### EXTRAIT SOURCE:

/---

La prostitution comme système de domination disparaît donc pour faire place à la normalisation de la marchandisation des sexes et des corps.
Sur ce fondement, l’Europe propose alors une politique centrée sur la seule « traite des femmes ».
Pour établir une analogie - qui comme chacun-e sait n’est pas un raisonnement, mais peut nous aider à y voir plus clair - il est aisé de comprendre la différence entre « lutter contre l’esclavage ou le système esclavagiste » et lutter contre le seule « traite des esclaves ». Ici, par ailleurs, des seules femmes...
Enfin, pour emprunter une image déjà utilisée, cette politique qui se focalise sur les seules modalités de transfert transfrontières de femmes par les proxénètes et/ou par les Etats revient, sans le dire, à ouvrir dans une baignoire les deux robinets grand ouverts, tout en affirmant que l’on va évacuer la partie, présentée comme souillée, de l’eau du bain. Avec une petite cuillère.
Dans ce texte, comme dans tant d’autres d’ailleurs, et ce, depuis des années, « la traite des femmes » est caractérisée de manière si extensive qu’elle contribue à déstabiliser tous nos référents, y compris en matière de droit international.

\---

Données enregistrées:
/---

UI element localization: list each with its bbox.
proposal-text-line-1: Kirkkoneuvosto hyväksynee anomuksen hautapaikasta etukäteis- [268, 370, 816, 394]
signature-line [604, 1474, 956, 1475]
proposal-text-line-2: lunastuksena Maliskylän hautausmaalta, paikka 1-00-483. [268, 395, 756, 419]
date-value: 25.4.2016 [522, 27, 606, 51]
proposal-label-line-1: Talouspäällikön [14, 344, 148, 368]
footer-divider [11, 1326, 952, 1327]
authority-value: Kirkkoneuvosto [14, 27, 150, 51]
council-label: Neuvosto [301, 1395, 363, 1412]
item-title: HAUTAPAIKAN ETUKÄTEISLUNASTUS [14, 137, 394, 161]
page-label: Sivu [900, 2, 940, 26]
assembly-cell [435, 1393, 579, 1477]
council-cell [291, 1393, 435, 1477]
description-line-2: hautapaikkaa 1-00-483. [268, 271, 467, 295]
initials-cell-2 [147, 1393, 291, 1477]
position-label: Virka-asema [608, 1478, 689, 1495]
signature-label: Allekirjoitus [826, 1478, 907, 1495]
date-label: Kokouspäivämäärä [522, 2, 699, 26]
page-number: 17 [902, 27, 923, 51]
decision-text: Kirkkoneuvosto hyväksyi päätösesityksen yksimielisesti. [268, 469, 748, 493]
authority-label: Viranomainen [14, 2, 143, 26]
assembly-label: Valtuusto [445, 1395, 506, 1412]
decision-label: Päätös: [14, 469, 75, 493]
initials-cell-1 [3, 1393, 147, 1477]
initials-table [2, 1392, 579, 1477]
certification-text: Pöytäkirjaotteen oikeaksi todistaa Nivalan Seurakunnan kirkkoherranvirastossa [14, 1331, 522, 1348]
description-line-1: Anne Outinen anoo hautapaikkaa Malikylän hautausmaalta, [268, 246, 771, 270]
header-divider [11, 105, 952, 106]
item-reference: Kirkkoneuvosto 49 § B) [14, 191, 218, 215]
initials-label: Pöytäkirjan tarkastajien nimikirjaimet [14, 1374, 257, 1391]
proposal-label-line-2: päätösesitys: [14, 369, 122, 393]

\---

### CONSIGNE 1:
Dans l'image de la baignoire présentée par l'extrait source, avec quel ustensile affirme-t-on évacuer la partie de l'eau du bain présentée comme souillée ?
### CONSIGNE 2:
Reproduisez le passage de l'extrait source compris entre « La prostitution comme » et « des seules femmes... », ces deux bornes incluses.

### RÉPONSE ATTENDUE 1:
Avec une petite cuillère.

### RÉPONSE ATTENDUE 2:
La prostitution comme système de domination disparaît donc pour faire place à la normalisation de la marchandisation des sexes et des corps.
Sur ce fondement, l’Europe propose alors une politique centrée sur la seule « traite des femmes ».
Pour établir une analogie - qui comme chacun-e sait n’est pas un raisonnement, mais peut nous aider à y voir plus clair - il est aisé de comprendre la différence entre « lutter contre l’esclavage ou le système esclavagiste » et lutter contre le seule « traite des esclaves ». Ici, par ailleurs, des seules femmes...